═════ Raw data ═════
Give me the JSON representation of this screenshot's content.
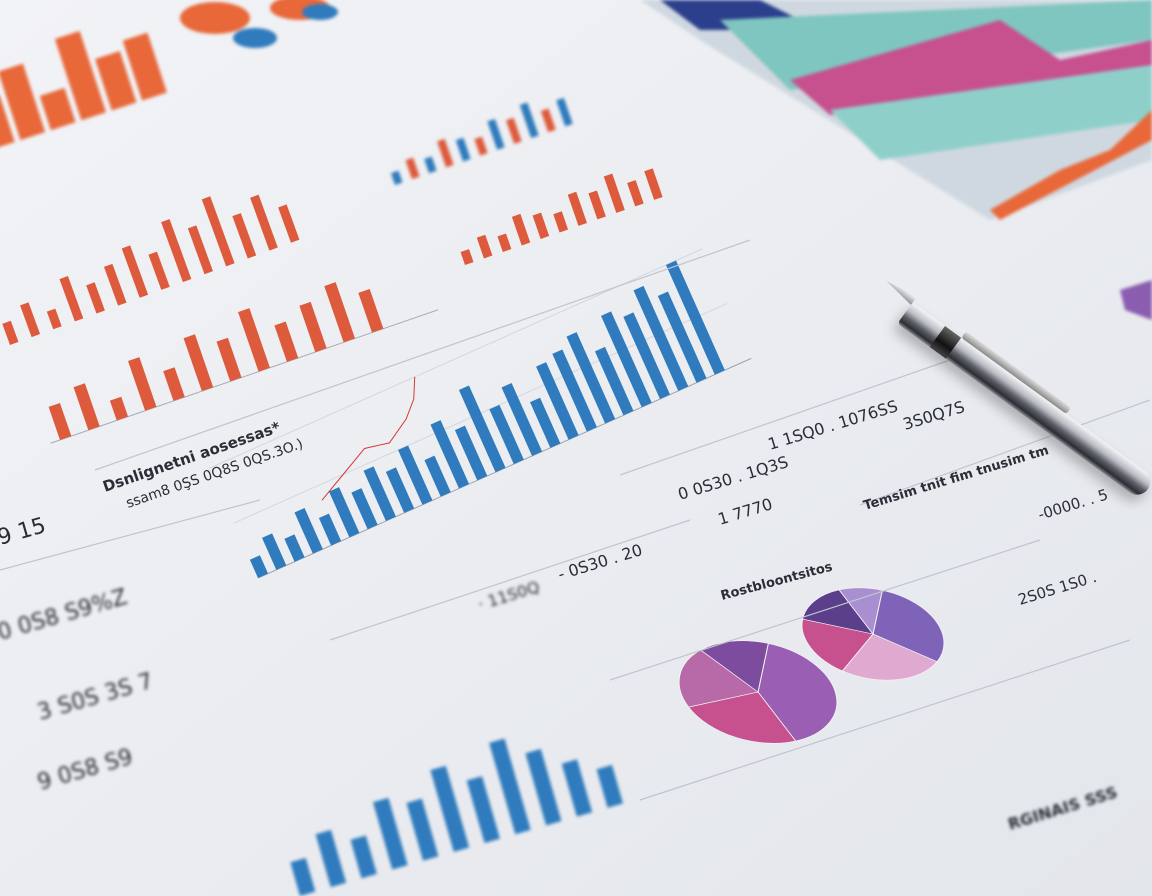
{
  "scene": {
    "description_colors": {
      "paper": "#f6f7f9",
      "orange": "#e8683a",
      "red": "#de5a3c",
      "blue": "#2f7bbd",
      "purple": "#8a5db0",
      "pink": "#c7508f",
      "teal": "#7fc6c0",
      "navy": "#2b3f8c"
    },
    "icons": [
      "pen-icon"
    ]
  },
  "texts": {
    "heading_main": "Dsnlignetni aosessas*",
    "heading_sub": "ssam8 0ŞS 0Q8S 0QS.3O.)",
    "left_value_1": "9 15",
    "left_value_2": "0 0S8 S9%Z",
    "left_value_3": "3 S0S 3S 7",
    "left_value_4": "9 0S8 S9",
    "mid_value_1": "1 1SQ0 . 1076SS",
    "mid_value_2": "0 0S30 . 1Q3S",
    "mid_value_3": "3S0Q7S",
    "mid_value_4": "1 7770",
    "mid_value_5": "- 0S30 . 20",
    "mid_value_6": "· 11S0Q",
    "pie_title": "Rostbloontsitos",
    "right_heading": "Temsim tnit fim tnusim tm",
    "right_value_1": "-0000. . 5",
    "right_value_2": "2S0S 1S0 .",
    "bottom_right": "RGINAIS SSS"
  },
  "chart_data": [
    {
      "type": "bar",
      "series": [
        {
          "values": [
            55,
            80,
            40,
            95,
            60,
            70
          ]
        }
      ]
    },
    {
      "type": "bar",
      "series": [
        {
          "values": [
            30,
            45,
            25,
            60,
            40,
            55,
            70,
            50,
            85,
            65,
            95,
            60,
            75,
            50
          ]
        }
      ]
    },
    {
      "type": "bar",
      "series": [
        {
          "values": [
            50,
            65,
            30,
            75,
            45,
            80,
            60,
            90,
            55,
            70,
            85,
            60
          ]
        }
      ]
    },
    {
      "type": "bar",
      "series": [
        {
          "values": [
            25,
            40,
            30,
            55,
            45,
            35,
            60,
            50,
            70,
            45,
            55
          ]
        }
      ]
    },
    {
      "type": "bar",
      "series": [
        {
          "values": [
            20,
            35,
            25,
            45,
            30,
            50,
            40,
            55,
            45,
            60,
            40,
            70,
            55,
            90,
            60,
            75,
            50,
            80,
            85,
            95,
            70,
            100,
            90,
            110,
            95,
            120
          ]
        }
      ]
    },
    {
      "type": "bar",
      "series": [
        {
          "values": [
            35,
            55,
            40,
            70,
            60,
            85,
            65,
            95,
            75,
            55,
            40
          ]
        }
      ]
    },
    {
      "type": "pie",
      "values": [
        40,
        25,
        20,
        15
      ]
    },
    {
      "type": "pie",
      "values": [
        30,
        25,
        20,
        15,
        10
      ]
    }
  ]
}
═════
Your goal: Transcribe every entry word for word, but skip the pictures.

Worked answer:
Give me the JSON representation of this screenshot's content.
{
  "scene": {
    "description_colors": {
      "paper": "#f6f7f9",
      "orange": "#e8683a",
      "red": "#de5a3c",
      "blue": "#2f7bbd",
      "purple": "#8a5db0",
      "pink": "#c7508f",
      "teal": "#7fc6c0",
      "navy": "#2b3f8c"
    },
    "icons": [
      "pen-icon"
    ]
  },
  "texts": {
    "heading_main": "Dsnlignetni aosessas*",
    "heading_sub": "ssam8 0ŞS 0Q8S 0QS.3O.)",
    "left_value_1": "9 15",
    "left_value_2": "0 0S8 S9%Z",
    "left_value_3": "3 S0S 3S 7",
    "left_value_4": "9 0S8 S9",
    "mid_value_1": "1 1SQ0 . 1076SS",
    "mid_value_2": "0 0S30 . 1Q3S",
    "mid_value_3": "3S0Q7S",
    "mid_value_4": "1 7770",
    "mid_value_5": "- 0S30 . 20",
    "mid_value_6": "· 11S0Q",
    "pie_title": "Rostbloontsitos",
    "right_heading": "Temsim tnit fim tnusim tm",
    "right_value_1": "-0000. . 5",
    "right_value_2": "2S0S 1S0 .",
    "bottom_right": "RGINAIS SSS"
  },
  "chart_data": [
    {
      "type": "bar",
      "series": [
        {
          "values": [
            55,
            80,
            40,
            95,
            60,
            70
          ]
        }
      ]
    },
    {
      "type": "bar",
      "series": [
        {
          "values": [
            30,
            45,
            25,
            60,
            40,
            55,
            70,
            50,
            85,
            65,
            95,
            60,
            75,
            50
          ]
        }
      ]
    },
    {
      "type": "bar",
      "series": [
        {
          "values": [
            50,
            65,
            30,
            75,
            45,
            80,
            60,
            90,
            55,
            70,
            85,
            60
          ]
        }
      ]
    },
    {
      "type": "bar",
      "series": [
        {
          "values": [
            25,
            40,
            30,
            55,
            45,
            35,
            60,
            50,
            70,
            45,
            55
          ]
        }
      ]
    },
    {
      "type": "bar",
      "series": [
        {
          "values": [
            20,
            35,
            25,
            45,
            30,
            50,
            40,
            55,
            45,
            60,
            40,
            70,
            55,
            90,
            60,
            75,
            50,
            80,
            85,
            95,
            70,
            100,
            90,
            110,
            95,
            120
          ]
        }
      ]
    },
    {
      "type": "bar",
      "series": [
        {
          "values": [
            35,
            55,
            40,
            70,
            60,
            85,
            65,
            95,
            75,
            55,
            40
          ]
        }
      ]
    },
    {
      "type": "pie",
      "values": [
        40,
        25,
        20,
        15
      ]
    },
    {
      "type": "pie",
      "values": [
        30,
        25,
        20,
        15,
        10
      ]
    }
  ]
}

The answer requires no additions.